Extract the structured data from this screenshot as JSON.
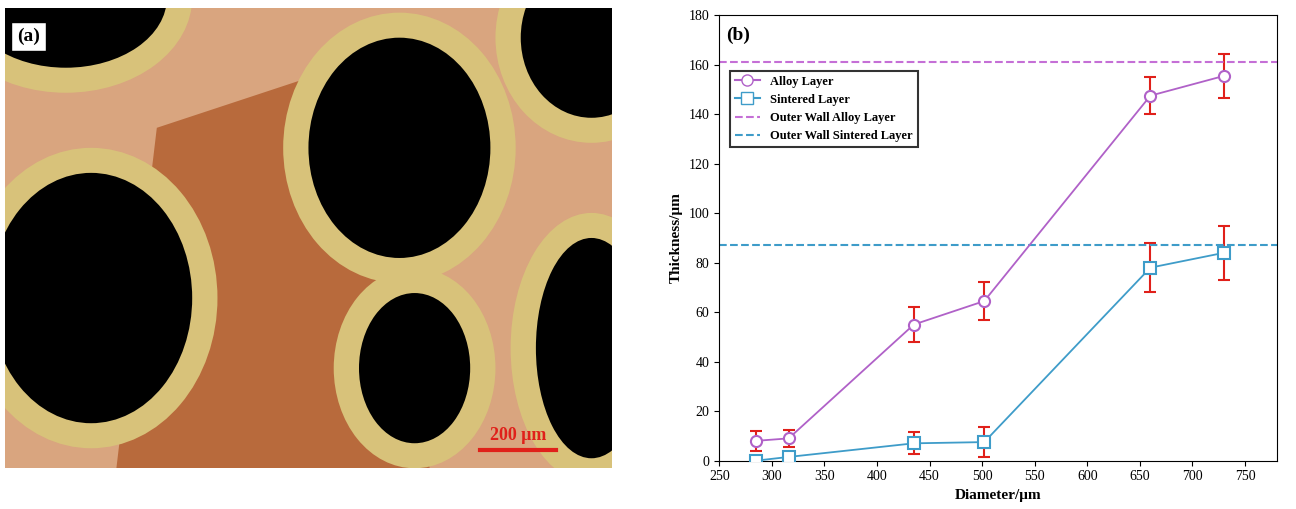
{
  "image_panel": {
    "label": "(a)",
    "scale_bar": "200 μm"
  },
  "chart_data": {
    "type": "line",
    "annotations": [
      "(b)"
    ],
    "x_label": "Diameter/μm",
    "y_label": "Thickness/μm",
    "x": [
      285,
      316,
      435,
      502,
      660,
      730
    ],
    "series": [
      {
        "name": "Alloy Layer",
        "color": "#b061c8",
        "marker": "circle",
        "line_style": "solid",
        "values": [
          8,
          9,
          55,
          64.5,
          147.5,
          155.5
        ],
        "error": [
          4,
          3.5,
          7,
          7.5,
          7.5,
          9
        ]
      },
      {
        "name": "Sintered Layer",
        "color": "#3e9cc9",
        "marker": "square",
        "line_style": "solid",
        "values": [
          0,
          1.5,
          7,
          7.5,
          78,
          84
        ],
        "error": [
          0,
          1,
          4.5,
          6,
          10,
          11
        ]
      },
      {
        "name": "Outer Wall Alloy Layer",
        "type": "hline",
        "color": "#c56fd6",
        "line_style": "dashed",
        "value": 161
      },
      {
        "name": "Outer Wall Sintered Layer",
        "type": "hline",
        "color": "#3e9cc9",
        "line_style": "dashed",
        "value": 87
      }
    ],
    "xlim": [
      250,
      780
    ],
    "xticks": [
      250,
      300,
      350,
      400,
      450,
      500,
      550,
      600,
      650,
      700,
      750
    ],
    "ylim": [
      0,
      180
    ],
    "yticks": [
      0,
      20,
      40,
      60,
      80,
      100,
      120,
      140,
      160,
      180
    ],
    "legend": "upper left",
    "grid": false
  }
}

**********

[WHAT IS EXPECTED]:
Tell how many lines of the records above hold the string "name". Give no other text.

[RESULT]:
4